--- BEGIN Entries supplied ---

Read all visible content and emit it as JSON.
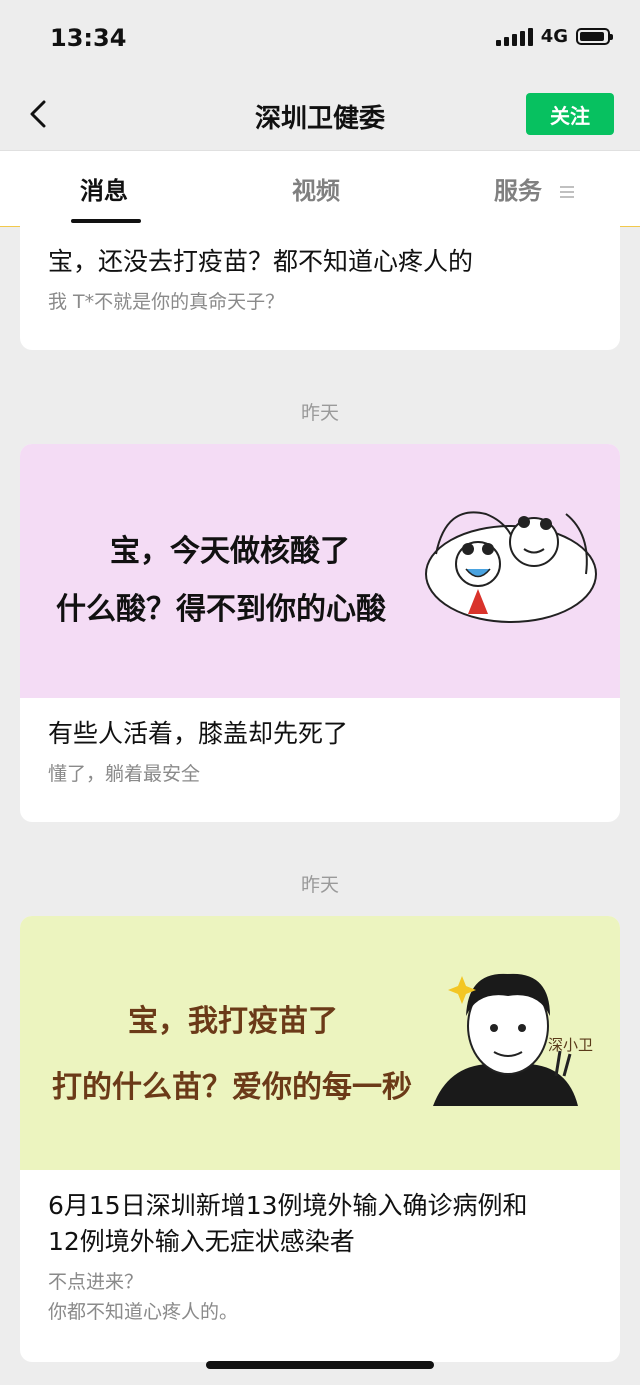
{
  "status": {
    "time": "13:34",
    "network": "4G"
  },
  "nav": {
    "title": "深圳卫健委",
    "follow_label": "关注"
  },
  "tabs": [
    {
      "label": "消息",
      "active": true
    },
    {
      "label": "视频",
      "active": false
    },
    {
      "label": "服务",
      "active": false
    }
  ],
  "messages": [
    {
      "title": "宝，还没去打疫苗？都不知道心疼人的",
      "summary": "我 T*不就是你的真命天子？"
    },
    {
      "date": "昨天",
      "banner": {
        "line1": "宝，今天做核酸了",
        "line2": "什么酸？得不到你的心酸",
        "background": "#f4dcf5"
      },
      "title": "有些人活着，膝盖却先死了",
      "summary": "懂了，躺着最安全"
    },
    {
      "date": "昨天",
      "banner": {
        "line1": "宝，我打疫苗了",
        "line2": "打的什么苗？爱你的每一秒",
        "signature": "深小卫",
        "background": "#ecf4bf"
      },
      "title_line1": "6月15日深圳新增13例境外输入确诊病例和",
      "title_line2": "12例境外输入无症状感染者",
      "summary_line1": "不点进来？",
      "summary_line2": "你都不知道心疼人的。"
    }
  ],
  "colors": {
    "accent": "#07c160",
    "background": "#ededed"
  }
}
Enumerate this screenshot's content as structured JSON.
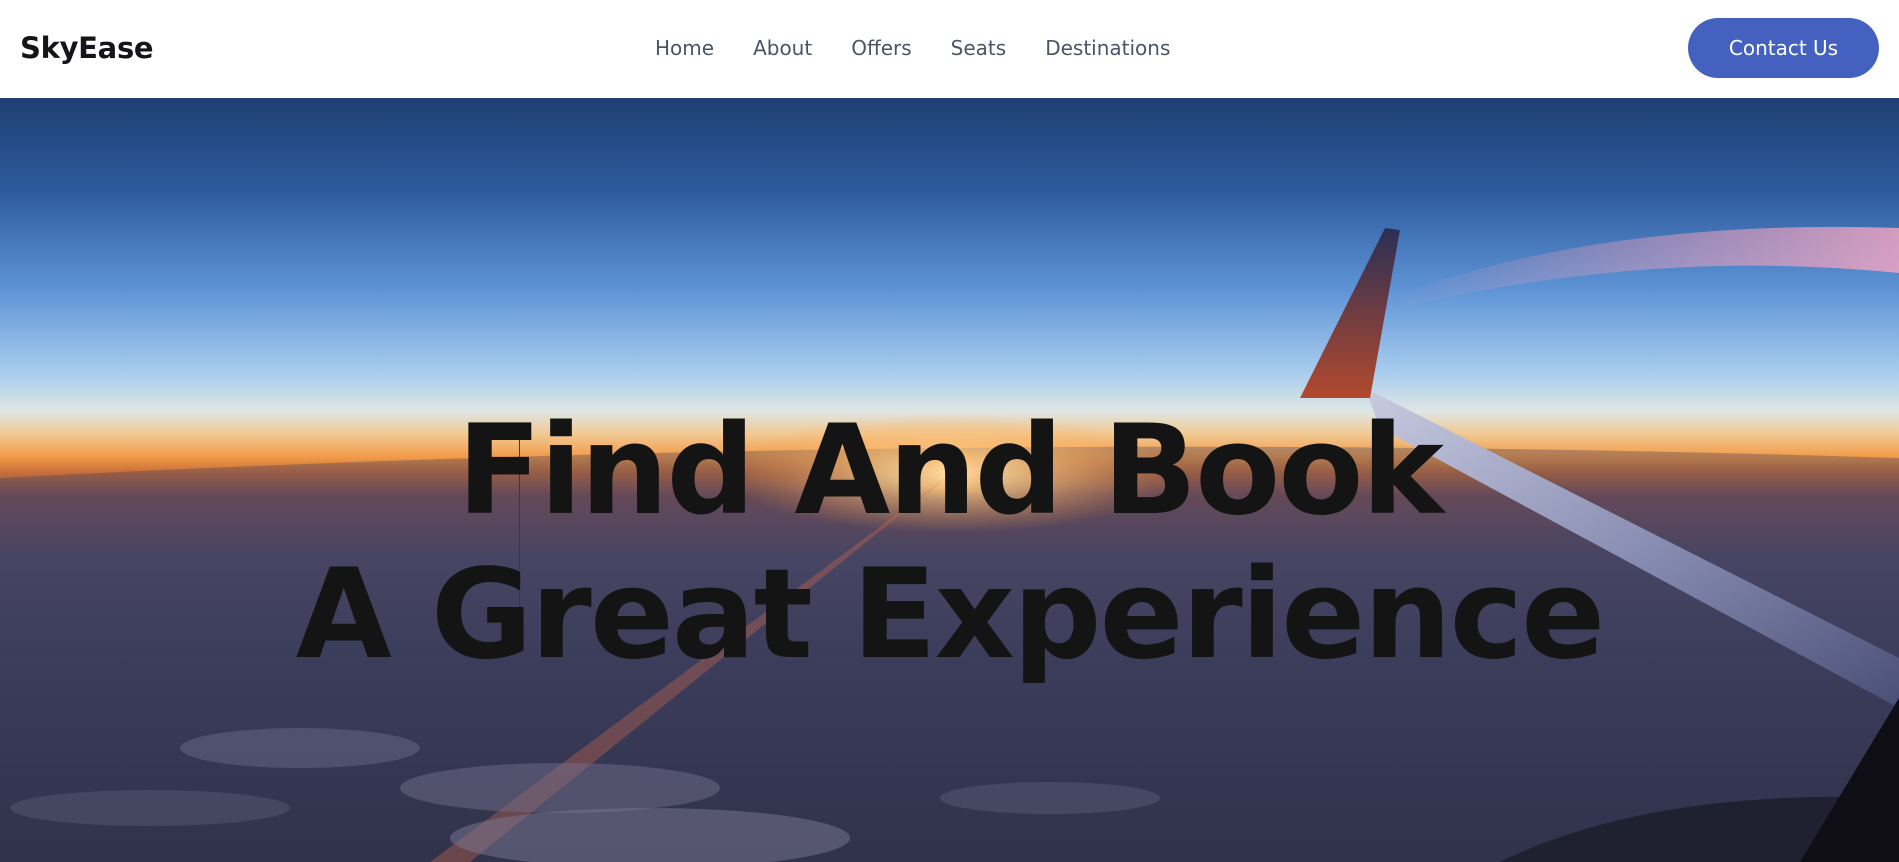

--- END Entries supplied ---

> Exercise aim
Some lines of the data above may hold the word "JSON"; report how many do, and nothing else.

> Reply
2